**Problem requirements:**
Identify each line holding the string "alpha" and copy it.

**Input rows:**
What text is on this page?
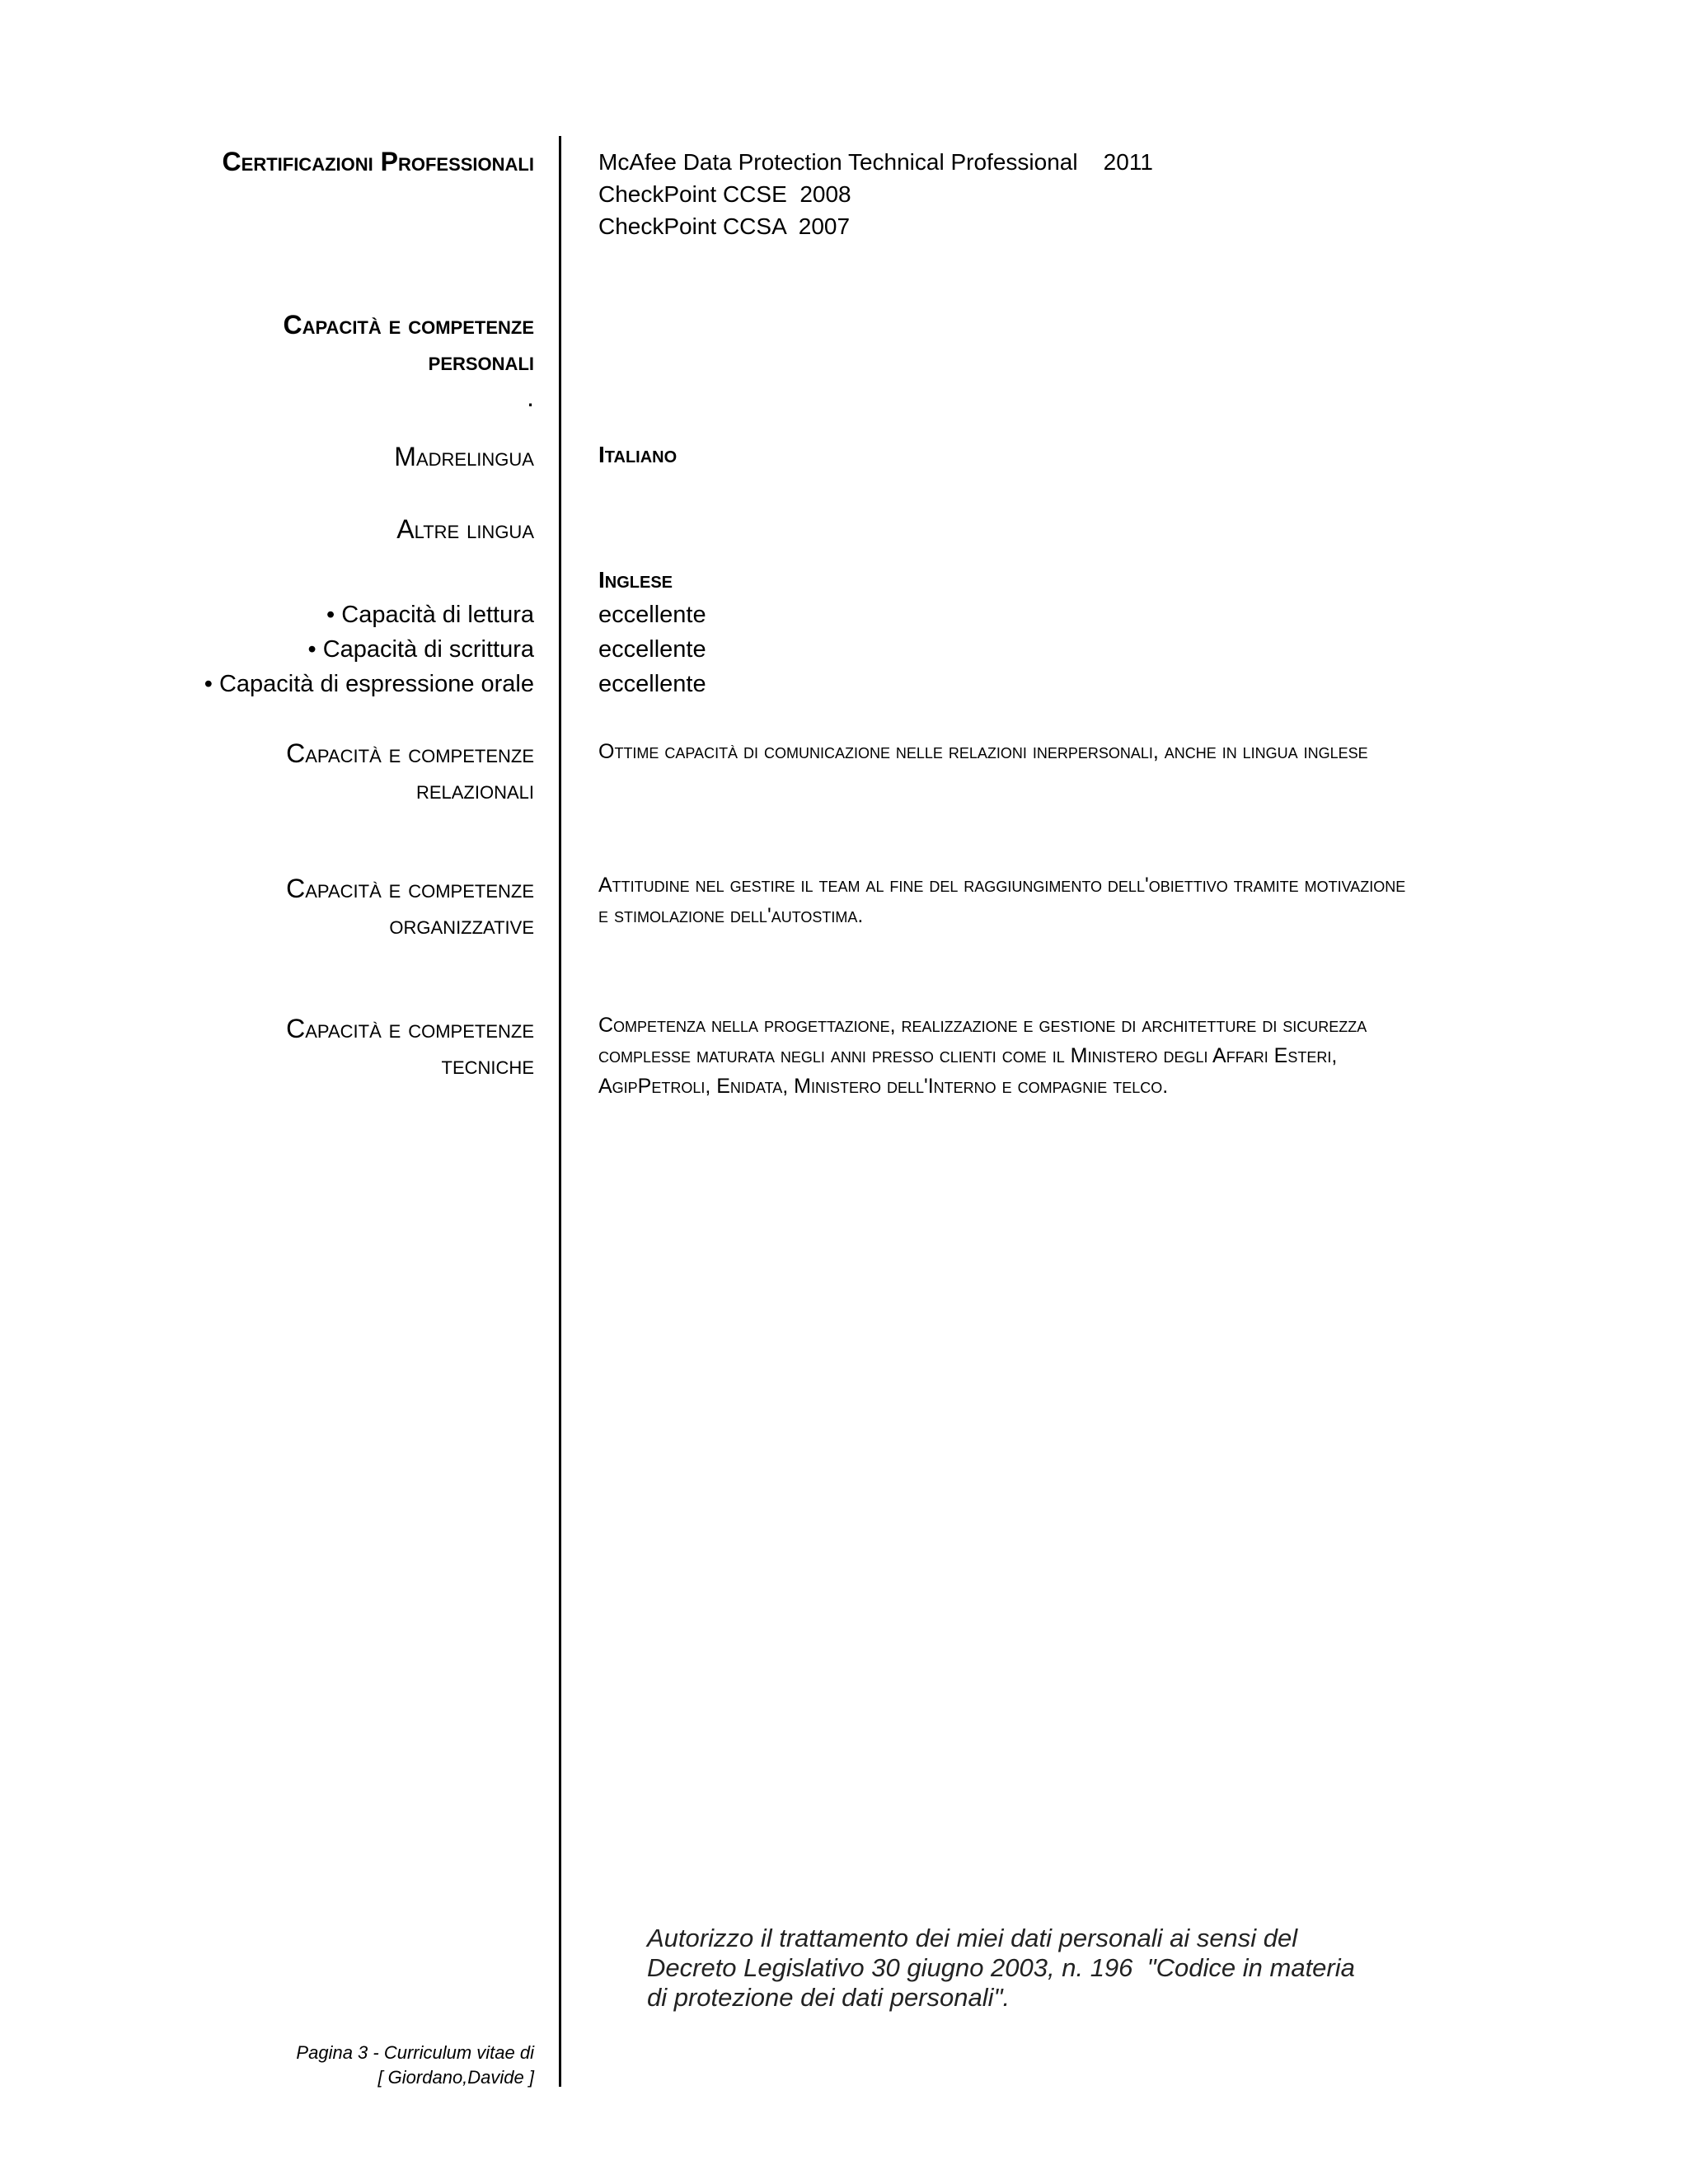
Certificazioni Professionali	McAfee Data Protection Technical Professional    2011
CheckPoint CCSE  2008
CheckPoint CCSA  2007
Capacità e competenze
personali
.
Madrelingua	Italiano
Altre lingua
Inglese
• Capacità di lettura
• Capacità di scrittura
• Capacità di espressione orale
eccellente
eccellente
eccellente
Capacità e competenze
relazionali
Ottime capacità di comunicazione nelle relazioni inerpersonali, anche in lingua inglese
Capacità e competenze
organizzative
Attitudine nel gestire il team al fine del raggiungimento dell'obiettivo tramite motivazione
e stimolazione dell'autostima.
Capacità e competenze
tecniche
Competenza nella progettazione, realizzazione e gestione di architetture di sicurezza
complesse maturata negli anni presso clienti come il Ministero degli Affari Esteri,
AgipPetroli, Enidata, Ministero dell'Interno e compagnie telco.
Autorizzo il trattamento dei miei dati personali ai sensi del
Decreto Legislativo 30 giugno 2003, n. 196  "Codice in materia
di protezione dei dati personali".
Pagina 3 - Curriculum vitae di
[ Giordano,Davide ]
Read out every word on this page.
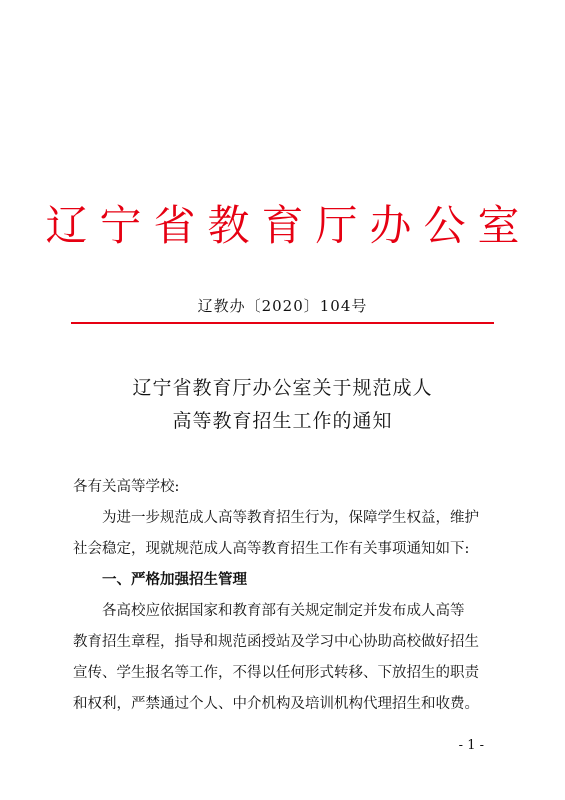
辽宁省教育厅办公室
辽教办〔2020〕104号
辽宁省教育厅办公室关于规范成人
高等教育招生工作的通知
各有关高等学校:
为进一步规范成人高等教育招生行为，保障学生权益，维护
社会稳定，现就规范成人高等教育招生工作有关事项通知如下:
一、严格加强招生管理
各高校应依据国家和教育部有关规定制定并发布成人高等
教育招生章程，指导和规范函授站及学习中心协助高校做好招生
宣传、学生报名等工作，不得以任何形式转移、下放招生的职责
和权利，严禁通过个人、中介机构及培训机构代理招生和收费。
- 1 -
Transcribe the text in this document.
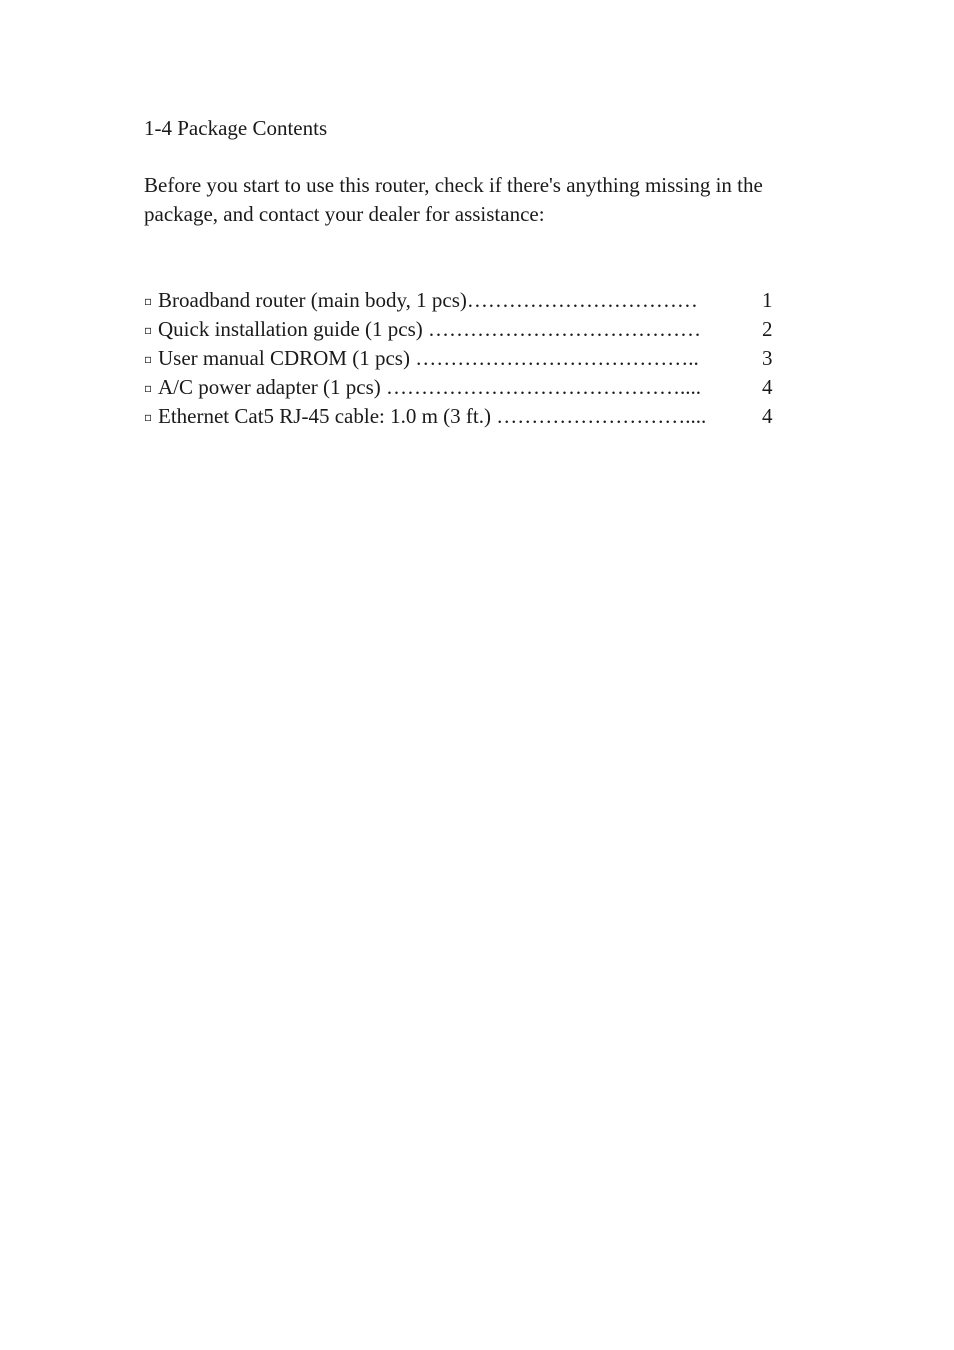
1-4 Package Contents

Before you start to use this router, check if there's anything missing in the package, and contact your dealer for assistance:

▫ Broadband router (main body, 1 pcs)……………………………	1
▫ Quick installation guide (1 pcs) …………………………………	2
▫ User manual CDROM (1 pcs) …………………………………..	3
▫ A/C power adapter (1 pcs) ……………………………………....	4
▫ Ethernet Cat5 RJ-45 cable: 1.0 m (3 ft.) ………………………....	4
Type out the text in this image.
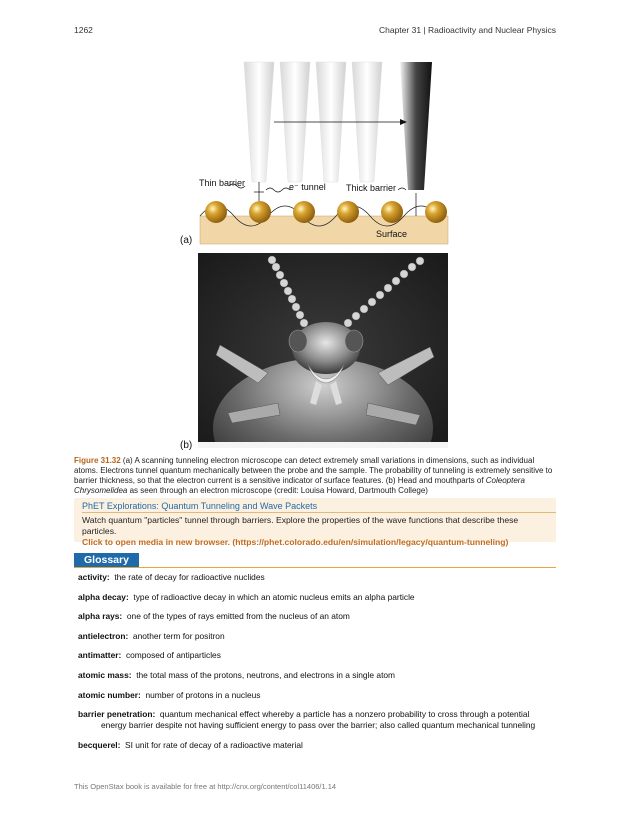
1262	Chapter 31 | Radioactivity and Nuclear Physics
Thin barrier	e⁻ tunnel Thick barrier
Surface
(a)
(b)
Figure 31.32 (a) A scanning tunneling electron microscope can detect extremely small variations in dimensions, such as individual atoms. Electrons tunnel quantum mechanically between the probe and the sample. The probability of tunneling is extremely sensitive to barrier thickness, so that the electron current is a sensitive indicator of surface features. (b) Head and mouthparts of Coleoptera Chrysomelidea as seen through an electron microscope (credit: Louisa Howard, Dartmouth College)
PhET Explorations: Quantum Tunneling and Wave Packets
Watch quantum "particles" tunnel through barriers. Explore the properties of the wave functions that describe these particles.
Click to open media in new browser. (https://phet.colorado.edu/en/simulation/legacy/quantum-tunneling)
Glossary
activity: the rate of decay for radioactive nuclides
alpha decay: type of radioactive decay in which an atomic nucleus emits an alpha particle
alpha rays: one of the types of rays emitted from the nucleus of an atom
antielectron: another term for positron
antimatter: composed of antiparticles
atomic mass: the total mass of the protons, neutrons, and electrons in a single atom
atomic number: number of protons in a nucleus
barrier penetration: quantum mechanical effect whereby a particle has a nonzero probability to cross through a potential energy barrier despite not having sufficient energy to pass over the barrier; also called quantum mechanical tunneling
becquerel: SI unit for rate of decay of a radioactive material
This OpenStax book is available for free at http://cnx.org/content/col11406/1.14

**Complete response:**
alpha decay: type of radioactive decay in which an atomic nucleus emits an alpha particle
alpha rays: one of the types of rays emitted from the nucleus of an atom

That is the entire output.